== Data ==

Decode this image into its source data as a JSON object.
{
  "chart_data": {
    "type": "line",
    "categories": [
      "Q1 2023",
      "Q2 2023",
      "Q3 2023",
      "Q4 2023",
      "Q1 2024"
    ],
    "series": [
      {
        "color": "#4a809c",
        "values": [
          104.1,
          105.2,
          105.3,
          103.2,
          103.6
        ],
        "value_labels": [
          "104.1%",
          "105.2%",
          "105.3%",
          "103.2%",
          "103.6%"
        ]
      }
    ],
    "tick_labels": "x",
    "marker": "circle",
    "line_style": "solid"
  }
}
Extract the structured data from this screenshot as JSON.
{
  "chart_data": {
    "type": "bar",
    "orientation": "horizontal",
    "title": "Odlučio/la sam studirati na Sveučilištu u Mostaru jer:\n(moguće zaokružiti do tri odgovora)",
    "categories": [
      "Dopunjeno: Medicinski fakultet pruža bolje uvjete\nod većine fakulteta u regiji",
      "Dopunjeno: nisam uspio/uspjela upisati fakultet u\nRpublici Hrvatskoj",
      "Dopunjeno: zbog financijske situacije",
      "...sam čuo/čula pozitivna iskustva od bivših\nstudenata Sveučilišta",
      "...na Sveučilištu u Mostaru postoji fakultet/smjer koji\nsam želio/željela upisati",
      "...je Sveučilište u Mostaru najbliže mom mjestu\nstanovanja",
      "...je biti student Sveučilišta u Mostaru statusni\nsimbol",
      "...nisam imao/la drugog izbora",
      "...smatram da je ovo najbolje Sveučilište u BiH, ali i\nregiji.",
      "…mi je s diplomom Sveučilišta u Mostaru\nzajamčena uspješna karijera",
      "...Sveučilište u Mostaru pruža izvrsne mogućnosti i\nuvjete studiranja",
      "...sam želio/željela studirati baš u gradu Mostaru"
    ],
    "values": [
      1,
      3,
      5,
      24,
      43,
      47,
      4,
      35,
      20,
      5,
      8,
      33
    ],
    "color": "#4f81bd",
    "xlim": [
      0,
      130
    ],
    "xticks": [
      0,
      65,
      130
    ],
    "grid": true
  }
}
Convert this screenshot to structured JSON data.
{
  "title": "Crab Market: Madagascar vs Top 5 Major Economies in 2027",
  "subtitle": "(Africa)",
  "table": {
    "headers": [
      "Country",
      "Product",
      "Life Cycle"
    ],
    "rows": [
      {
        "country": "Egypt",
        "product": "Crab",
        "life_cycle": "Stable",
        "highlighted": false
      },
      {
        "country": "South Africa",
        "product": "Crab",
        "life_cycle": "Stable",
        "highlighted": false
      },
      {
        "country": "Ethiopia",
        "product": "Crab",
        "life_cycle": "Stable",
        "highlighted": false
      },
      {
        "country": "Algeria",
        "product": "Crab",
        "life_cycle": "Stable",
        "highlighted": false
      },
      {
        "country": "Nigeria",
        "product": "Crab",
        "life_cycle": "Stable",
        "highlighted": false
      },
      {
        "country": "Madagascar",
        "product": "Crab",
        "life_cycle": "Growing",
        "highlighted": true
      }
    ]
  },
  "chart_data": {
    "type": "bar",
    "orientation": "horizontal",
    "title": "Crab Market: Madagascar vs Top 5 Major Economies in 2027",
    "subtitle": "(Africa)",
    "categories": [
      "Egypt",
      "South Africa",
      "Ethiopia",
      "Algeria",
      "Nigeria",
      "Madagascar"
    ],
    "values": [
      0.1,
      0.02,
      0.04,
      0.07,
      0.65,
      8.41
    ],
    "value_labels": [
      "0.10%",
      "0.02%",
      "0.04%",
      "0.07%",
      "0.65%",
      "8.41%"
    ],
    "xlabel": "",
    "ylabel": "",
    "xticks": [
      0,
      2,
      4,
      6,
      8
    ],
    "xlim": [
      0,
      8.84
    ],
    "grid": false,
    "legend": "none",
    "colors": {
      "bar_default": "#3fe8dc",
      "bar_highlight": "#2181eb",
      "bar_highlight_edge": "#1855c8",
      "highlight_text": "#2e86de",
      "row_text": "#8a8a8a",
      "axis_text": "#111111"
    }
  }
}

===

*Aim of the exercise:*
Return what is listed above, exactly and completely.

*Final result:*
Decode this image into its source data as a JSON object.
{
  "chart_data": {
    "type": "line",
    "categories": [
      "Q1 2023",
      "Q2 2023",
      "Q3 2023",
      "Q4 2023",
      "Q1 2024"
    ],
    "series": [
      {
        "color": "#4a809c",
        "values": [
          104.1,
          105.2,
          105.3,
          103.2,
          103.6
        ],
        "value_labels": [
          "104.1%",
          "105.2%",
          "105.3%",
          "103.2%",
          "103.6%"
        ]
      }
    ],
    "tick_labels": "x",
    "marker": "circle",
    "line_style": "solid"
  }
}
Extract the structured data from this screenshot as JSON.
{
  "chart_data": {
    "type": "bar",
    "orientation": "horizontal",
    "title": "Odlučio/la sam studirati na Sveučilištu u Mostaru jer:\n(moguće zaokružiti do tri odgovora)",
    "categories": [
      "Dopunjeno: Medicinski fakultet pruža bolje uvjete\nod većine fakulteta u regiji",
      "Dopunjeno: nisam uspio/uspjela upisati fakultet u\nRpublici Hrvatskoj",
      "Dopunjeno: zbog financijske situacije",
      "...sam čuo/čula pozitivna iskustva od bivših\nstudenata Sveučilišta",
      "...na Sveučilištu u Mostaru postoji fakultet/smjer koji\nsam želio/željela upisati",
      "...je Sveučilište u Mostaru najbliže mom mjestu\nstanovanja",
      "...je biti student Sveučilišta u Mostaru statusni\nsimbol",
      "...nisam imao/la drugog izbora",
      "...smatram da je ovo najbolje Sveučilište u BiH, ali i\nregiji.",
      "…mi je s diplomom Sveučilišta u Mostaru\nzajamčena uspješna karijera",
      "...Sveučilište u Mostaru pruža izvrsne mogućnosti i\nuvjete studiranja",
      "...sam želio/željela studirati baš u gradu Mostaru"
    ],
    "values": [
      1,
      3,
      5,
      24,
      43,
      47,
      4,
      35,
      20,
      5,
      8,
      33
    ],
    "color": "#4f81bd",
    "xlim": [
      0,
      130
    ],
    "xticks": [
      0,
      65,
      130
    ],
    "grid": true
  }
}
Convert this screenshot to structured JSON data.
{
  "title": "Crab Market: Madagascar vs Top 5 Major Economies in 2027",
  "subtitle": "(Africa)",
  "table": {
    "headers": [
      "Country",
      "Product",
      "Life Cycle"
    ],
    "rows": [
      {
        "country": "Egypt",
        "product": "Crab",
        "life_cycle": "Stable",
        "highlighted": false
      },
      {
        "country": "South Africa",
        "product": "Crab",
        "life_cycle": "Stable",
        "highlighted": false
      },
      {
        "country": "Ethiopia",
        "product": "Crab",
        "life_cycle": "Stable",
        "highlighted": false
      },
      {
        "country": "Algeria",
        "product": "Crab",
        "life_cycle": "Stable",
        "highlighted": false
      },
      {
        "country": "Nigeria",
        "product": "Crab",
        "life_cycle": "Stable",
        "highlighted": false
      },
      {
        "country": "Madagascar",
        "product": "Crab",
        "life_cycle": "Growing",
        "highlighted": true
      }
    ]
  },
  "chart_data": {
    "type": "bar",
    "orientation": "horizontal",
    "title": "Crab Market: Madagascar vs Top 5 Major Economies in 2027",
    "subtitle": "(Africa)",
    "categories": [
      "Egypt",
      "South Africa",
      "Ethiopia",
      "Algeria",
      "Nigeria",
      "Madagascar"
    ],
    "values": [
      0.1,
      0.02,
      0.04,
      0.07,
      0.65,
      8.41
    ],
    "value_labels": [
      "0.10%",
      "0.02%",
      "0.04%",
      "0.07%",
      "0.65%",
      "8.41%"
    ],
    "xlabel": "",
    "ylabel": "",
    "xticks": [
      0,
      2,
      4,
      6,
      8
    ],
    "xlim": [
      0,
      8.84
    ],
    "grid": false,
    "legend": "none",
    "colors": {
      "bar_default": "#3fe8dc",
      "bar_highlight": "#2181eb",
      "bar_highlight_edge": "#1855c8",
      "highlight_text": "#2e86de",
      "row_text": "#8a8a8a",
      "axis_text": "#111111"
    }
  }
}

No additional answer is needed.